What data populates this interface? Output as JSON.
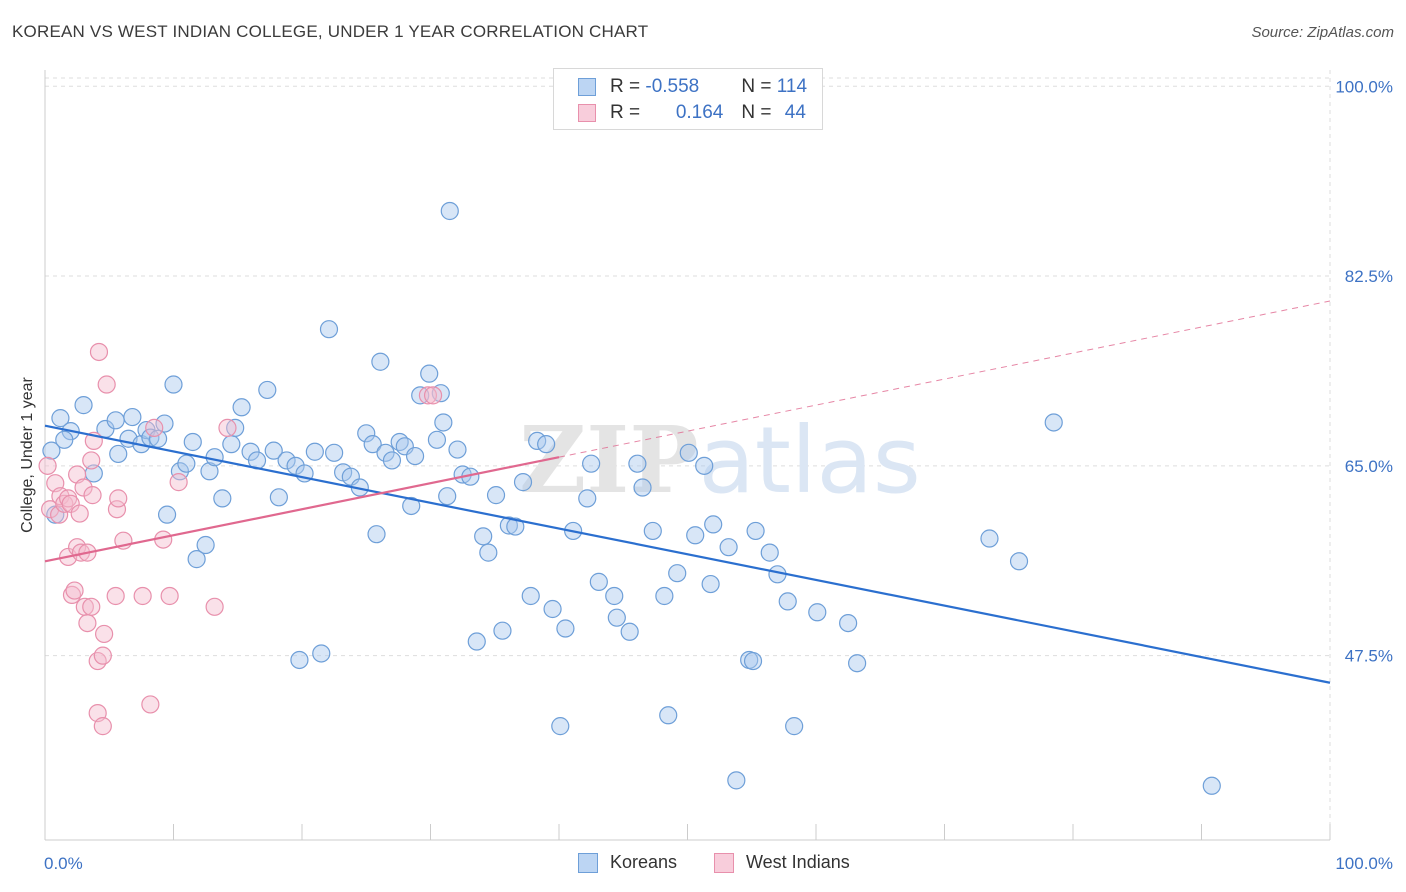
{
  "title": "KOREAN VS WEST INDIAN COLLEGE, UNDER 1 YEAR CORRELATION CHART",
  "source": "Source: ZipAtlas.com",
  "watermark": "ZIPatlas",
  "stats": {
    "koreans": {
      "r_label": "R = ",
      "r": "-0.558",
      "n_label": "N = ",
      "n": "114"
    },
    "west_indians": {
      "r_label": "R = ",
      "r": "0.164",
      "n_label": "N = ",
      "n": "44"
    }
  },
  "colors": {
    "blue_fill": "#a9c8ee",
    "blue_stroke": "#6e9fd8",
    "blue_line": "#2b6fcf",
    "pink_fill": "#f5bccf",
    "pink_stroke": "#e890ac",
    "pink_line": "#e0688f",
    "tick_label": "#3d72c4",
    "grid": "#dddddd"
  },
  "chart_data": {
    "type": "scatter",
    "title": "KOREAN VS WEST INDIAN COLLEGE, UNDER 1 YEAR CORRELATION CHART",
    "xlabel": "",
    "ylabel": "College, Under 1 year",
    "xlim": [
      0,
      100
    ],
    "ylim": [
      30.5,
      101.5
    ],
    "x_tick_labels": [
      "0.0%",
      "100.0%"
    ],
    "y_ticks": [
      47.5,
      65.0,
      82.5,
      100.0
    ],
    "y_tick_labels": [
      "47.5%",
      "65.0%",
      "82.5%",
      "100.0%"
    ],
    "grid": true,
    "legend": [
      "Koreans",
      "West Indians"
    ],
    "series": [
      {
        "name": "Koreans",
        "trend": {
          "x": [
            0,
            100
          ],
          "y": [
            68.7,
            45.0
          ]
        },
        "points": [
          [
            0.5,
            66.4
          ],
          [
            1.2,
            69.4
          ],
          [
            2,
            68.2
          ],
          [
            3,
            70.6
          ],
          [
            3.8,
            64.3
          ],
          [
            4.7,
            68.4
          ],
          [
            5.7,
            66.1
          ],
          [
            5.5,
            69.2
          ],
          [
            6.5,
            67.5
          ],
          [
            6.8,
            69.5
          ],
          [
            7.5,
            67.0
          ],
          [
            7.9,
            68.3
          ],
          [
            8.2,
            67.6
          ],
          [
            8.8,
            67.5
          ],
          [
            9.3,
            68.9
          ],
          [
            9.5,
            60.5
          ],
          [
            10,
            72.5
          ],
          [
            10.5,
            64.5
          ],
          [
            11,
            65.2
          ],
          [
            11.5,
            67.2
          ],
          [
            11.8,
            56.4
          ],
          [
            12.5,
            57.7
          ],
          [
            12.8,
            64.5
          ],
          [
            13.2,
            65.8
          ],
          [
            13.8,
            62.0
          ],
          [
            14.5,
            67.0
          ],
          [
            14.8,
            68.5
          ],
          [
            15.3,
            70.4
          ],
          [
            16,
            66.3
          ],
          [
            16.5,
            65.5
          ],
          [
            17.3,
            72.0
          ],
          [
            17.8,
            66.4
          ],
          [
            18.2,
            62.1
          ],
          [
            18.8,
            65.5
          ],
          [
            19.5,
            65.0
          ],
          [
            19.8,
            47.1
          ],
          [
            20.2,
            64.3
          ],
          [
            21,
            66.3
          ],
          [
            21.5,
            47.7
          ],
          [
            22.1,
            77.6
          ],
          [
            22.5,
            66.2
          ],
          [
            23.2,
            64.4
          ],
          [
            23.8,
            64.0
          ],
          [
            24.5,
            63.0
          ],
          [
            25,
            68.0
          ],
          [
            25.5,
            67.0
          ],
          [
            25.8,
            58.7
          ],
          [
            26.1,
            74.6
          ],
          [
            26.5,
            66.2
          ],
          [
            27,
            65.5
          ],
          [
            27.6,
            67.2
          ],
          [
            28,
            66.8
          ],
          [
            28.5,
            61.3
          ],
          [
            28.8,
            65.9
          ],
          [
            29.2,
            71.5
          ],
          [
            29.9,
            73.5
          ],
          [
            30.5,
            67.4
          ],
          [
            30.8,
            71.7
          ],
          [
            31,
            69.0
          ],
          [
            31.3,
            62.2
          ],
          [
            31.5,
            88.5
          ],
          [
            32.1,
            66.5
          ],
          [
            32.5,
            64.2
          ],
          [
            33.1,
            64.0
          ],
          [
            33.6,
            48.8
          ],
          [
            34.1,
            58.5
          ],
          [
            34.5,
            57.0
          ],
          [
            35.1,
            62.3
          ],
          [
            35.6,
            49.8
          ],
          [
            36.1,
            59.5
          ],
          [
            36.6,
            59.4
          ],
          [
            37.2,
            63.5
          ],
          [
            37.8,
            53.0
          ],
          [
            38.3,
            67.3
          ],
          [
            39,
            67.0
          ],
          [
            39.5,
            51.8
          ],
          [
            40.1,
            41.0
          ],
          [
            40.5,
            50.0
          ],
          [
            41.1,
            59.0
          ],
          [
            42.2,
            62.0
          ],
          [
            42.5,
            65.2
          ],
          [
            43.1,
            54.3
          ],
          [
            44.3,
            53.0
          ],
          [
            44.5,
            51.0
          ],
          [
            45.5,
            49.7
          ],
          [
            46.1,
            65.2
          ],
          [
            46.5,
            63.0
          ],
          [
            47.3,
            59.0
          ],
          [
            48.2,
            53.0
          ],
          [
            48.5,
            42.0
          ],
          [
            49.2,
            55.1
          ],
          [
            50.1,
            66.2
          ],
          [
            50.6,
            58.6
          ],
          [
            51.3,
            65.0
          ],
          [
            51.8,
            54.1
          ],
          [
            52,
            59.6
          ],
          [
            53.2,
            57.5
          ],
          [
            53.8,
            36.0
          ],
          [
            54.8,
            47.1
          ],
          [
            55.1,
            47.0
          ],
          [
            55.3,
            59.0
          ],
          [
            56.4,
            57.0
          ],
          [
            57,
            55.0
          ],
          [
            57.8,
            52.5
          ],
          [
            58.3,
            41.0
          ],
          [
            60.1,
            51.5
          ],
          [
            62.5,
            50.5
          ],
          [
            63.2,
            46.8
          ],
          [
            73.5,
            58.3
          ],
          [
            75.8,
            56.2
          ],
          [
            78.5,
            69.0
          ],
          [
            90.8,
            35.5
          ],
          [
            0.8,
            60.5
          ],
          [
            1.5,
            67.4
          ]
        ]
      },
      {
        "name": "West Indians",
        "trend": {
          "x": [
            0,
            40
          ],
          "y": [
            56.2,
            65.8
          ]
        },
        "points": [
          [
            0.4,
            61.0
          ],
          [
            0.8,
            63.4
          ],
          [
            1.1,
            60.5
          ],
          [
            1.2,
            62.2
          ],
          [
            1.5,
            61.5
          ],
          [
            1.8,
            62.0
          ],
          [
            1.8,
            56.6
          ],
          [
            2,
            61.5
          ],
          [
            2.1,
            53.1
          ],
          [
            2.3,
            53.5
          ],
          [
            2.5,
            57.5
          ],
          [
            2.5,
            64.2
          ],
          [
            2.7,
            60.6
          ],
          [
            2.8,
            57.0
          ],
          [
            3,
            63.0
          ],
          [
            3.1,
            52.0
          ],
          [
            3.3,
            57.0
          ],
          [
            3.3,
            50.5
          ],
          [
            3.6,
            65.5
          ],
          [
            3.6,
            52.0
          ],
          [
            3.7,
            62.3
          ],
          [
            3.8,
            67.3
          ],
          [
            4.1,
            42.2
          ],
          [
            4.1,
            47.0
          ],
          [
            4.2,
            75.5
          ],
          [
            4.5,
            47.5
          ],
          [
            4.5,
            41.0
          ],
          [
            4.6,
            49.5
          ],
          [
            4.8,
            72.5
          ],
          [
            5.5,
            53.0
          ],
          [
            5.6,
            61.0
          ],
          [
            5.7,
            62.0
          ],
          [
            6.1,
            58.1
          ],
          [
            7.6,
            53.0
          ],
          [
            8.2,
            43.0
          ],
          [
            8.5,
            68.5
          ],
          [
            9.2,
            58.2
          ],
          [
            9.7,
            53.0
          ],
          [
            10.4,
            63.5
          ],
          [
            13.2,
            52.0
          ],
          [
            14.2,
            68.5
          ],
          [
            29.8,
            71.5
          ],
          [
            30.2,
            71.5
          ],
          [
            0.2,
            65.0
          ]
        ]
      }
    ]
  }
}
——————
In the records above, how many lines hold the string "CORRELATION"? Reply with only the number.

2